Stated task -
Your task is to copy each line that has the word "Wahlpflichtfächer".

[Saved data entries]

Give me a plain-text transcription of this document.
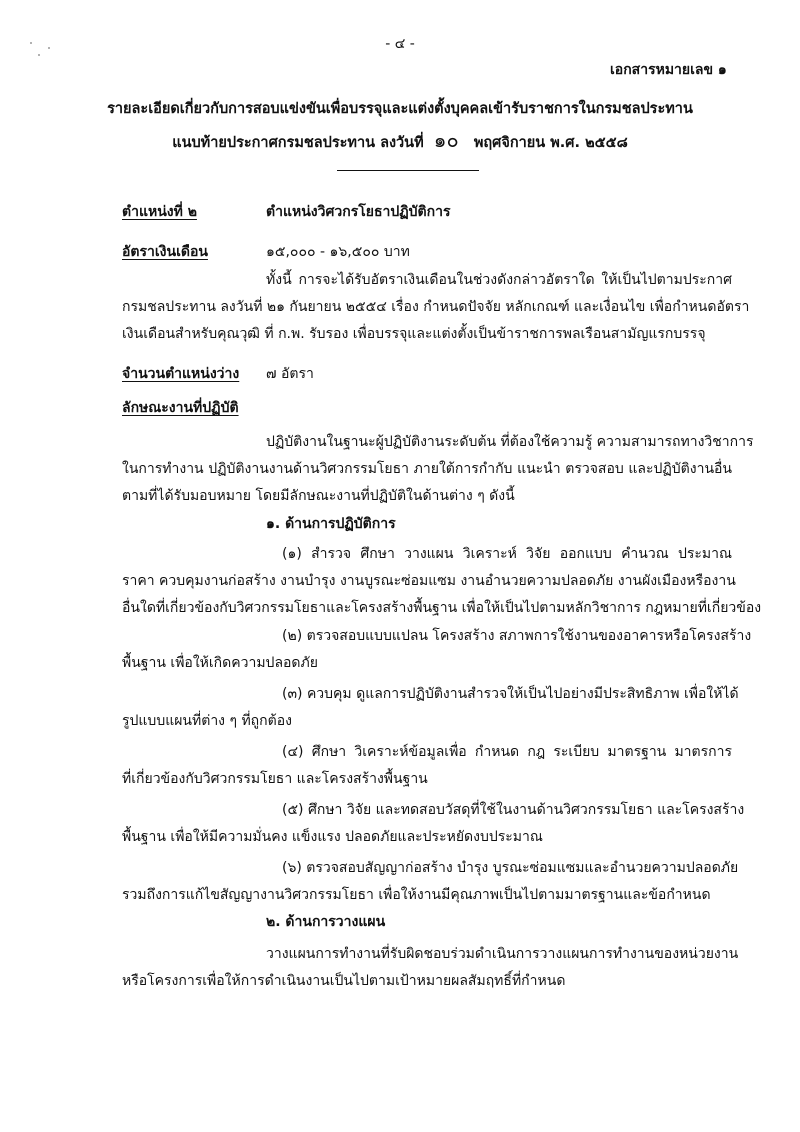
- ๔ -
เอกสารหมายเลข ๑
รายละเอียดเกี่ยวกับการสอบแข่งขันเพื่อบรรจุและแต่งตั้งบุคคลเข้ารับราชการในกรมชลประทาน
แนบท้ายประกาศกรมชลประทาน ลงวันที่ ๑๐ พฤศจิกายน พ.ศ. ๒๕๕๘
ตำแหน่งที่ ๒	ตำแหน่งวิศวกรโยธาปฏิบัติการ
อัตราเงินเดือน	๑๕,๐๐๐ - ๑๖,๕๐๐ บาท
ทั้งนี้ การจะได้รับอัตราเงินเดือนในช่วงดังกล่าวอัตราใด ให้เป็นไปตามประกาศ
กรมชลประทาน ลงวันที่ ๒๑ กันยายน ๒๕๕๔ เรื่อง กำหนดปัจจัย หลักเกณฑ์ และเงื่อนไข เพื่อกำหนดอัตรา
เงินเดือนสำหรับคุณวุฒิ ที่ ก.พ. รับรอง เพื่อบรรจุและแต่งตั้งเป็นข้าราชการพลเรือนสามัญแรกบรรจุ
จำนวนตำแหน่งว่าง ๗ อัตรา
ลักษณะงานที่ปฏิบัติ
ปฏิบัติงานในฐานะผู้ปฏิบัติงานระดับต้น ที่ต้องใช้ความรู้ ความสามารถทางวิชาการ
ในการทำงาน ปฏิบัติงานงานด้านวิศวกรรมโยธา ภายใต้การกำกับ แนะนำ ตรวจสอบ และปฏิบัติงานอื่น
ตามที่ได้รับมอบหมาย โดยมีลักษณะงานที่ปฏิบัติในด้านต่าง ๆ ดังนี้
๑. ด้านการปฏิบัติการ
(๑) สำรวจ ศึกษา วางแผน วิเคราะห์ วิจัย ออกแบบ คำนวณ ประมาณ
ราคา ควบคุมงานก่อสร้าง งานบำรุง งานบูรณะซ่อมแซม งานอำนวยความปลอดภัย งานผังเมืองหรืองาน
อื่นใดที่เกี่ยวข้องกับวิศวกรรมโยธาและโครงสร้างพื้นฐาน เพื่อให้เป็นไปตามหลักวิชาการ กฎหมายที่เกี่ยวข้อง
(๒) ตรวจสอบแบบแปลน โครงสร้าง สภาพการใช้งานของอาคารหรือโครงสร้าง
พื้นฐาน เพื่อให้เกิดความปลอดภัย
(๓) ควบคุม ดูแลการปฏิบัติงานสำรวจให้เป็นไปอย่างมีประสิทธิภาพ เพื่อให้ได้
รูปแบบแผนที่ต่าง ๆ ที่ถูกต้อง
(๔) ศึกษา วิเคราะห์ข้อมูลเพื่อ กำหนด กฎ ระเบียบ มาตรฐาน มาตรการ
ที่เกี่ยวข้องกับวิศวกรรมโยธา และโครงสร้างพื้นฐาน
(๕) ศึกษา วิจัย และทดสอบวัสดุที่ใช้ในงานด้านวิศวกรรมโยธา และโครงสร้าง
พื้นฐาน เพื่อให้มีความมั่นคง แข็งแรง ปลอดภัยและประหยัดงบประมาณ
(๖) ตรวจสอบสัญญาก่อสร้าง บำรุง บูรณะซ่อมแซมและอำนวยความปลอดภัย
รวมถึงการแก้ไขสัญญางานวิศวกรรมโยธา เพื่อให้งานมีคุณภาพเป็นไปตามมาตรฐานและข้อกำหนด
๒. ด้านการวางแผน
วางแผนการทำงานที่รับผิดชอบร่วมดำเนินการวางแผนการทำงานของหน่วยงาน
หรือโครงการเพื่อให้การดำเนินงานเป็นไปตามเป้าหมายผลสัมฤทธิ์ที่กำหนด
--
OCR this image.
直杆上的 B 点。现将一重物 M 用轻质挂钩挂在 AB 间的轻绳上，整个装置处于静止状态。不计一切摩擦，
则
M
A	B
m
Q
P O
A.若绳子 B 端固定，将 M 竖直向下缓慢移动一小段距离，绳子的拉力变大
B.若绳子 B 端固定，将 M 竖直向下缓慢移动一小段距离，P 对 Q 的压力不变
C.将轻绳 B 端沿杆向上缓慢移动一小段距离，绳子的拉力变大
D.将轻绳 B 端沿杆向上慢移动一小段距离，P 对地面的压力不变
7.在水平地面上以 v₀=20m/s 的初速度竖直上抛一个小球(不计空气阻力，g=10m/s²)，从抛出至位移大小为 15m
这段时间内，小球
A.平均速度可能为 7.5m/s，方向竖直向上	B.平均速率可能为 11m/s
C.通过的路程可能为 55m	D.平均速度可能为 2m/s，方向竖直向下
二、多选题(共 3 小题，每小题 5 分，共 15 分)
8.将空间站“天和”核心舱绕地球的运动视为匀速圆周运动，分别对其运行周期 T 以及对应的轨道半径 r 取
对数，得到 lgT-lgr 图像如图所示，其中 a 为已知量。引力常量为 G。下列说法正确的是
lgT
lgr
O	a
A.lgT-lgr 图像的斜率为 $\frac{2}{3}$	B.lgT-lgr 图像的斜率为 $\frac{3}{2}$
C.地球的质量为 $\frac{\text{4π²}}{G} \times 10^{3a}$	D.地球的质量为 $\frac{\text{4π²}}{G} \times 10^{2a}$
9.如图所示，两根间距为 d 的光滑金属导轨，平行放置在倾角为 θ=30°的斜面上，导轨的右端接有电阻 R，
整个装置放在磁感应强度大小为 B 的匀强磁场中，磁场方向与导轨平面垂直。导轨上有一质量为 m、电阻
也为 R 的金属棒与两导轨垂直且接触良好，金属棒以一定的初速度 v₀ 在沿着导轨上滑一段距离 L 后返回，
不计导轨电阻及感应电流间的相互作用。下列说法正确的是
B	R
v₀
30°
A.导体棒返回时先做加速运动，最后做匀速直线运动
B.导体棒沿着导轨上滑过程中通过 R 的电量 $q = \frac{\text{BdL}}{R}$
==
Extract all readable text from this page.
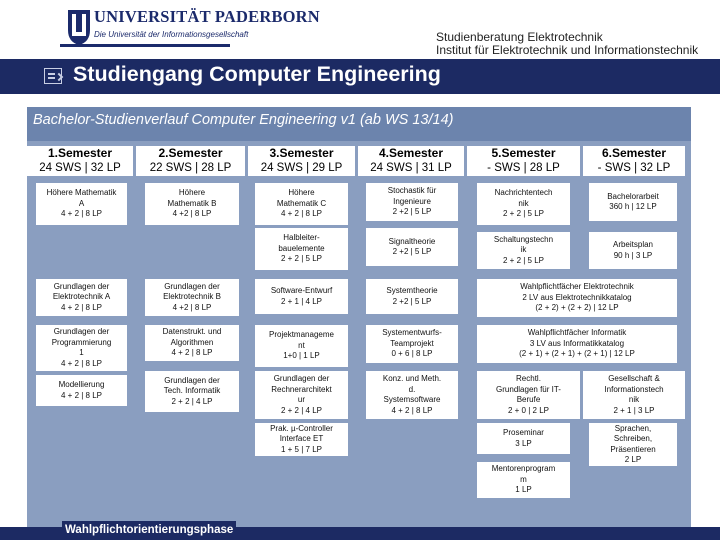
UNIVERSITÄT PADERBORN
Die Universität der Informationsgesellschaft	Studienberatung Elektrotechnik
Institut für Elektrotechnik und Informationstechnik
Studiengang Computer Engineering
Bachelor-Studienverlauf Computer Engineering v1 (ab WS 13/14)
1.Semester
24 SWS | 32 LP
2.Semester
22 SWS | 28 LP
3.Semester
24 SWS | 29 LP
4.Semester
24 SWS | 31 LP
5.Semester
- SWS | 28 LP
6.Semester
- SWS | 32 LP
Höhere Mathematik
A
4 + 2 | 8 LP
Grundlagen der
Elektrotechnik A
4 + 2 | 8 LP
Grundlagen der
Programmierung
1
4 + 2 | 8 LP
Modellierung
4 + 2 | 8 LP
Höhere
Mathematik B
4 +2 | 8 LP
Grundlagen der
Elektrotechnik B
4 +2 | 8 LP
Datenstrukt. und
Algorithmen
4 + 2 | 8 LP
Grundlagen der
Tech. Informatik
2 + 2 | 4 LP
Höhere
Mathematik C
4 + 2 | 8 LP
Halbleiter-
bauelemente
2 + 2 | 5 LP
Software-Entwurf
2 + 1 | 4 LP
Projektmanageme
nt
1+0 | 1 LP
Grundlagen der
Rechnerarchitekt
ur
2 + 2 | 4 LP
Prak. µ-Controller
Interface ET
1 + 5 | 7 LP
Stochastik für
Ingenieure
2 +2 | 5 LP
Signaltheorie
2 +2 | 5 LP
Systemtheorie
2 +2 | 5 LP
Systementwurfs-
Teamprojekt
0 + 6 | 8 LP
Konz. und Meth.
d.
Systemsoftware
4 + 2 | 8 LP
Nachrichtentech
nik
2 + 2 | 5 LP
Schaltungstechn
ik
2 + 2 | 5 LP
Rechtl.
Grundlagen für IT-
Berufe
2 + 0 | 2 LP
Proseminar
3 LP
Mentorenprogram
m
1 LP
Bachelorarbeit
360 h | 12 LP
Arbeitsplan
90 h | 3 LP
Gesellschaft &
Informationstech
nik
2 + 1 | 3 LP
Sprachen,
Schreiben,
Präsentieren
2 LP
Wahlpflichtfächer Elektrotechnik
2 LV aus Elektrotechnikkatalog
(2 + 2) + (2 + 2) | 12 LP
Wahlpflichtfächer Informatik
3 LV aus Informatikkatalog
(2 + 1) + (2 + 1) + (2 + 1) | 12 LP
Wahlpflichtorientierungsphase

The response -
Wahlpflichtfächer Elektrotechnik
Wahlpflichtfächer Informatik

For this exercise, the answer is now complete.